>> Start Available records

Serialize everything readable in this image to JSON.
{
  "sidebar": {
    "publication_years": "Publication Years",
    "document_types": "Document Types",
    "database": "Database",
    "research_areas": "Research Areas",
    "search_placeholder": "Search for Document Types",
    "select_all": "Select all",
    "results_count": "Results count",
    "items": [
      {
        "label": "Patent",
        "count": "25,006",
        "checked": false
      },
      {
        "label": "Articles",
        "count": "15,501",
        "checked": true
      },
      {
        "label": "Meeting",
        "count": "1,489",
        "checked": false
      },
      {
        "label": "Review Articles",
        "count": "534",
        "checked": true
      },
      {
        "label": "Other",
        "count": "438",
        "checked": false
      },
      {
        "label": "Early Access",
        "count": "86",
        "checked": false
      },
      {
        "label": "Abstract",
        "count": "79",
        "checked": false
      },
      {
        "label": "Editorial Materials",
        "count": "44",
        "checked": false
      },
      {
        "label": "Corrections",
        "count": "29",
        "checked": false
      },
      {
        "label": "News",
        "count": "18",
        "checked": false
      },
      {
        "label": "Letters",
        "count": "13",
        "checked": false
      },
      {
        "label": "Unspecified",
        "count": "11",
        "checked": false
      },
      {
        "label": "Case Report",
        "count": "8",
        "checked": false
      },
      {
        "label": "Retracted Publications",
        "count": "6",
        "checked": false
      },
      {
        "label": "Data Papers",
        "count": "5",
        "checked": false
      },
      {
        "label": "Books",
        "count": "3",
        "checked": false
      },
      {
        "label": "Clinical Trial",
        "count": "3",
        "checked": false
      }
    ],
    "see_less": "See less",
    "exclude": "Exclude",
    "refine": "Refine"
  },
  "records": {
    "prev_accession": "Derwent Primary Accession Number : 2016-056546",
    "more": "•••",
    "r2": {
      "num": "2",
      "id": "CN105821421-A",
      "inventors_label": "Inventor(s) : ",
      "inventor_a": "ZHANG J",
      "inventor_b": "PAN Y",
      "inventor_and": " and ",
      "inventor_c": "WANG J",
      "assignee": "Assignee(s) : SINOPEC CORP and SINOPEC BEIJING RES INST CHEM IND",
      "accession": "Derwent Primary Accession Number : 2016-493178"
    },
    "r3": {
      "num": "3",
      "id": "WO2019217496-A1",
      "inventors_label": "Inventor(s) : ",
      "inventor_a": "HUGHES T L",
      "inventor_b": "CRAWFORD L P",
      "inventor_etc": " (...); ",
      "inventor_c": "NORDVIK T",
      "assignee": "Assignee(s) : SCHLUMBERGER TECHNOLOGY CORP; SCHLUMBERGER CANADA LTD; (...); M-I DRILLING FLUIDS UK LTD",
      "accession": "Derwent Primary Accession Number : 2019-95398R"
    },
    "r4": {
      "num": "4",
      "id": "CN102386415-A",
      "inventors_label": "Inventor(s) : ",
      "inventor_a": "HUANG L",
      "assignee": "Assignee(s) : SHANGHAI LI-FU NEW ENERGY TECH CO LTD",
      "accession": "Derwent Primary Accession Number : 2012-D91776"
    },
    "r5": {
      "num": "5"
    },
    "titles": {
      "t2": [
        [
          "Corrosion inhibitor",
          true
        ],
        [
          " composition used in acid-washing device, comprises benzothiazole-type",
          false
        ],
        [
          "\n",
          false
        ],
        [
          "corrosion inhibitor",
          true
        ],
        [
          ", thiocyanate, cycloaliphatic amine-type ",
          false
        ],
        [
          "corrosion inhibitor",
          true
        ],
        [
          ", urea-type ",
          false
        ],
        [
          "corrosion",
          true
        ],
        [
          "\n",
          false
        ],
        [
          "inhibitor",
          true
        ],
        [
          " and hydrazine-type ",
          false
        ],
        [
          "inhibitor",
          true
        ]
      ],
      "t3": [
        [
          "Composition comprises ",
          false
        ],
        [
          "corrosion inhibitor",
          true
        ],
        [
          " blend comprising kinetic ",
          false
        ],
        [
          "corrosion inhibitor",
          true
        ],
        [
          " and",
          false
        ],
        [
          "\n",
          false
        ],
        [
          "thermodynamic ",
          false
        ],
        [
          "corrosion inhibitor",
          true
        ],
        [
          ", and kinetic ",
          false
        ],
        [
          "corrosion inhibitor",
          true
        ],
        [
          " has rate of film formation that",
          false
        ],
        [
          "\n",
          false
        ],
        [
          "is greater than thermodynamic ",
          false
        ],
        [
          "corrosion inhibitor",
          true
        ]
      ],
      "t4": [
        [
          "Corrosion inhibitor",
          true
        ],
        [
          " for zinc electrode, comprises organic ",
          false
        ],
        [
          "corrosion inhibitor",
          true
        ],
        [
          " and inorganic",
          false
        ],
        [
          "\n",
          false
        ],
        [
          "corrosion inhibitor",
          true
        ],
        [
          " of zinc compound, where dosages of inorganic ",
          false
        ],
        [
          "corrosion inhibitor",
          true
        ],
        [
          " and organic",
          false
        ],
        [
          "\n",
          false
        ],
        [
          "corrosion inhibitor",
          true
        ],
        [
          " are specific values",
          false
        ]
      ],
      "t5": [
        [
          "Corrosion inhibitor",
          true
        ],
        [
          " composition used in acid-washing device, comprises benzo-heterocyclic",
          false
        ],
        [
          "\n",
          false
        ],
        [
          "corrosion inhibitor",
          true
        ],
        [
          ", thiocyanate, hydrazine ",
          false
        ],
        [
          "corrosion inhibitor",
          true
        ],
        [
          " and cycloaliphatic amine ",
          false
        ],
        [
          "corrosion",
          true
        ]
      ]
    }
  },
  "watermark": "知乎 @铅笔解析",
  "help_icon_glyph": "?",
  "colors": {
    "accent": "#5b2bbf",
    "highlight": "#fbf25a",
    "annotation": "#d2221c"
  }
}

>> End Available records

▶ _Task statement_
Make an exact copy of the records.

▶ _Response to this task_
Serialize everything readable in this image to JSON.
{
  "sidebar": {
    "publication_years": "Publication Years",
    "document_types": "Document Types",
    "database": "Database",
    "research_areas": "Research Areas",
    "search_placeholder": "Search for Document Types",
    "select_all": "Select all",
    "results_count": "Results count",
    "items": [
      {
        "label": "Patent",
        "count": "25,006",
        "checked": false
      },
      {
        "label": "Articles",
        "count": "15,501",
        "checked": true
      },
      {
        "label": "Meeting",
        "count": "1,489",
        "checked": false
      },
      {
        "label": "Review Articles",
        "count": "534",
        "checked": true
      },
      {
        "label": "Other",
        "count": "438",
        "checked": false
      },
      {
        "label": "Early Access",
        "count": "86",
        "checked": false
      },
      {
        "label": "Abstract",
        "count": "79",
        "checked": false
      },
      {
        "label": "Editorial Materials",
        "count": "44",
        "checked": false
      },
      {
        "label": "Corrections",
        "count": "29",
        "checked": false
      },
      {
        "label": "News",
        "count": "18",
        "checked": false
      },
      {
        "label": "Letters",
        "count": "13",
        "checked": false
      },
      {
        "label": "Unspecified",
        "count": "11",
        "checked": false
      },
      {
        "label": "Case Report",
        "count": "8",
        "checked": false
      },
      {
        "label": "Retracted Publications",
        "count": "6",
        "checked": false
      },
      {
        "label": "Data Papers",
        "count": "5",
        "checked": false
      },
      {
        "label": "Books",
        "count": "3",
        "checked": false
      },
      {
        "label": "Clinical Trial",
        "count": "3",
        "checked": false
      }
    ],
    "see_less": "See less",
    "exclude": "Exclude",
    "refine": "Refine"
  },
  "records": {
    "prev_accession": "Derwent Primary Accession Number : 2016-056546",
    "more": "•••",
    "r2": {
      "num": "2",
      "id": "CN105821421-A",
      "inventors_label": "Inventor(s) : ",
      "inventor_a": "ZHANG J",
      "inventor_b": "PAN Y",
      "inventor_and": " and ",
      "inventor_c": "WANG J",
      "assignee": "Assignee(s) : SINOPEC CORP and SINOPEC BEIJING RES INST CHEM IND",
      "accession": "Derwent Primary Accession Number : 2016-493178"
    },
    "r3": {
      "num": "3",
      "id": "WO2019217496-A1",
      "inventors_label": "Inventor(s) : ",
      "inventor_a": "HUGHES T L",
      "inventor_b": "CRAWFORD L P",
      "inventor_etc": " (...); ",
      "inventor_c": "NORDVIK T",
      "assignee": "Assignee(s) : SCHLUMBERGER TECHNOLOGY CORP; SCHLUMBERGER CANADA LTD; (...); M-I DRILLING FLUIDS UK LTD",
      "accession": "Derwent Primary Accession Number : 2019-95398R"
    },
    "r4": {
      "num": "4",
      "id": "CN102386415-A",
      "inventors_label": "Inventor(s) : ",
      "inventor_a": "HUANG L",
      "assignee": "Assignee(s) : SHANGHAI LI-FU NEW ENERGY TECH CO LTD",
      "accession": "Derwent Primary Accession Number : 2012-D91776"
    },
    "r5": {
      "num": "5"
    },
    "titles": {
      "t2": [
        [
          "Corrosion inhibitor",
          true
        ],
        [
          " composition used in acid-washing device, comprises benzothiazole-type",
          false
        ],
        [
          "\n",
          false
        ],
        [
          "corrosion inhibitor",
          true
        ],
        [
          ", thiocyanate, cycloaliphatic amine-type ",
          false
        ],
        [
          "corrosion inhibitor",
          true
        ],
        [
          ", urea-type ",
          false
        ],
        [
          "corrosion",
          true
        ],
        [
          "\n",
          false
        ],
        [
          "inhibitor",
          true
        ],
        [
          " and hydrazine-type ",
          false
        ],
        [
          "inhibitor",
          true
        ]
      ],
      "t3": [
        [
          "Composition comprises ",
          false
        ],
        [
          "corrosion inhibitor",
          true
        ],
        [
          " blend comprising kinetic ",
          false
        ],
        [
          "corrosion inhibitor",
          true
        ],
        [
          " and",
          false
        ],
        [
          "\n",
          false
        ],
        [
          "thermodynamic ",
          false
        ],
        [
          "corrosion inhibitor",
          true
        ],
        [
          ", and kinetic ",
          false
        ],
        [
          "corrosion inhibitor",
          true
        ],
        [
          " has rate of film formation that",
          false
        ],
        [
          "\n",
          false
        ],
        [
          "is greater than thermodynamic ",
          false
        ],
        [
          "corrosion inhibitor",
          true
        ]
      ],
      "t4": [
        [
          "Corrosion inhibitor",
          true
        ],
        [
          " for zinc electrode, comprises organic ",
          false
        ],
        [
          "corrosion inhibitor",
          true
        ],
        [
          " and inorganic",
          false
        ],
        [
          "\n",
          false
        ],
        [
          "corrosion inhibitor",
          true
        ],
        [
          " of zinc compound, where dosages of inorganic ",
          false
        ],
        [
          "corrosion inhibitor",
          true
        ],
        [
          " and organic",
          false
        ],
        [
          "\n",
          false
        ],
        [
          "corrosion inhibitor",
          true
        ],
        [
          " are specific values",
          false
        ]
      ],
      "t5": [
        [
          "Corrosion inhibitor",
          true
        ],
        [
          " composition used in acid-washing device, comprises benzo-heterocyclic",
          false
        ],
        [
          "\n",
          false
        ],
        [
          "corrosion inhibitor",
          true
        ],
        [
          ", thiocyanate, hydrazine ",
          false
        ],
        [
          "corrosion inhibitor",
          true
        ],
        [
          " and cycloaliphatic amine ",
          false
        ],
        [
          "corrosion",
          true
        ]
      ]
    }
  },
  "watermark": "知乎 @铅笔解析",
  "help_icon_glyph": "?",
  "colors": {
    "accent": "#5b2bbf",
    "highlight": "#fbf25a",
    "annotation": "#d2221c"
  }
}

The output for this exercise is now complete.